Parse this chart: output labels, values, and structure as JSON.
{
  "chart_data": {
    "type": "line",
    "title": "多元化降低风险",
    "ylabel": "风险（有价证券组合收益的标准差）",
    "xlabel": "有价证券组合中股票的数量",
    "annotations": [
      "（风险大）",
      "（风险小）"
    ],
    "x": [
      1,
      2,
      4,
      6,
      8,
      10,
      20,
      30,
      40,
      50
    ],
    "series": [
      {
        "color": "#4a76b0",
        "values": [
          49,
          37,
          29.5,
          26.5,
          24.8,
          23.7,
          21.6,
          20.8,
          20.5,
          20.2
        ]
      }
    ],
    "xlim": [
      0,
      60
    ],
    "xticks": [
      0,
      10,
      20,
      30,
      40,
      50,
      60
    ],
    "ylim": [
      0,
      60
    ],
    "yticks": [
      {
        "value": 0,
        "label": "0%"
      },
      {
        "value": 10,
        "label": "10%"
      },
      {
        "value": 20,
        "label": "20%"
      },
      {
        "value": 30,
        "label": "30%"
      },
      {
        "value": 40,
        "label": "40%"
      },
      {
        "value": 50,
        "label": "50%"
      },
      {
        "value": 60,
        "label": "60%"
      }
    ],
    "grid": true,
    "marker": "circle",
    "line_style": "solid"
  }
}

* * *

Show every line that contains the word "values".

Parse this chart: output labels, values, and structure as JSON.
        "values": [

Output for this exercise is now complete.